§ WHAT IS ASKED: Go through the entries one line at a time, and gather every line that has the word "egységben".

§ DATA PROVIDED:
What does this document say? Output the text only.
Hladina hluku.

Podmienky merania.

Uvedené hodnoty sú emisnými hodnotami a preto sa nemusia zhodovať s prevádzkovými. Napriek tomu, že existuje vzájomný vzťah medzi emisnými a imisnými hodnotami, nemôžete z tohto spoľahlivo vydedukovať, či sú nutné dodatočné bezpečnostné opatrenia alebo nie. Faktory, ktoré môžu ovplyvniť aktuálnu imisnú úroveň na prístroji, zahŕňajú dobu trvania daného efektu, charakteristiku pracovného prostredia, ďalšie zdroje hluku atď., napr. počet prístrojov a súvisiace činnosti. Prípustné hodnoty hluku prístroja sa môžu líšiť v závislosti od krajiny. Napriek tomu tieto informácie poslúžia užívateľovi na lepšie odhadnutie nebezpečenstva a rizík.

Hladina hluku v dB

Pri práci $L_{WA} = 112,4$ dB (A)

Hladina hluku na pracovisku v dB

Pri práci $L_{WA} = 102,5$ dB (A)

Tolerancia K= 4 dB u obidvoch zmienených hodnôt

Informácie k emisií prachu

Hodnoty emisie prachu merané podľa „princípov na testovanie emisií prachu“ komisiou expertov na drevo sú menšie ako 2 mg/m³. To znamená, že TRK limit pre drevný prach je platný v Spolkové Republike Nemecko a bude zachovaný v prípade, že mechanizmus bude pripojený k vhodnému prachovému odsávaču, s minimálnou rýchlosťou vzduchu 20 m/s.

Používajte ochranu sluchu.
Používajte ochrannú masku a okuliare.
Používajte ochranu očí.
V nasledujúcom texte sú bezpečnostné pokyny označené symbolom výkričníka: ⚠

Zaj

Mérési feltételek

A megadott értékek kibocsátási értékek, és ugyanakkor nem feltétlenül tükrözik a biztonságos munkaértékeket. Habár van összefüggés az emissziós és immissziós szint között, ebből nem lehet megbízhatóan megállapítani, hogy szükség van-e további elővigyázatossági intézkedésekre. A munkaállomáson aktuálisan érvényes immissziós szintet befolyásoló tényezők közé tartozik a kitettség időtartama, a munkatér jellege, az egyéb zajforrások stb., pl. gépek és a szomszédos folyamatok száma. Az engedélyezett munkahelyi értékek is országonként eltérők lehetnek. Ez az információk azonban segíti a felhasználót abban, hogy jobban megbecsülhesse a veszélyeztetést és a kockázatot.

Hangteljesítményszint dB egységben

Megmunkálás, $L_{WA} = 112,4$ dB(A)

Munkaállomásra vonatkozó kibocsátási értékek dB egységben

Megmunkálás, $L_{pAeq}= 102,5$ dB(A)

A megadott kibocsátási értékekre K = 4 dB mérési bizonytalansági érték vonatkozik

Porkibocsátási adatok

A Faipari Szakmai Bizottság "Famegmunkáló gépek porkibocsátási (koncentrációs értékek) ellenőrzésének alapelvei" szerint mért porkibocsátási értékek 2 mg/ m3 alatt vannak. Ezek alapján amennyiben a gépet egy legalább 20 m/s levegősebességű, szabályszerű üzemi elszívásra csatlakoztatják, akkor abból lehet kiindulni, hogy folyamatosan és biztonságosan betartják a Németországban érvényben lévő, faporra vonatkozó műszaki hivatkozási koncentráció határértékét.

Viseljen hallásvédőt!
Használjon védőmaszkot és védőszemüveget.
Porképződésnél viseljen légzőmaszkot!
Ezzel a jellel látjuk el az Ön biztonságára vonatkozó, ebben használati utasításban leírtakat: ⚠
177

§ TASK OUTPUT:
Hangteljesítményszint dB egységben
Munkaállomásra vonatkozó kibocsátási értékek dB egységben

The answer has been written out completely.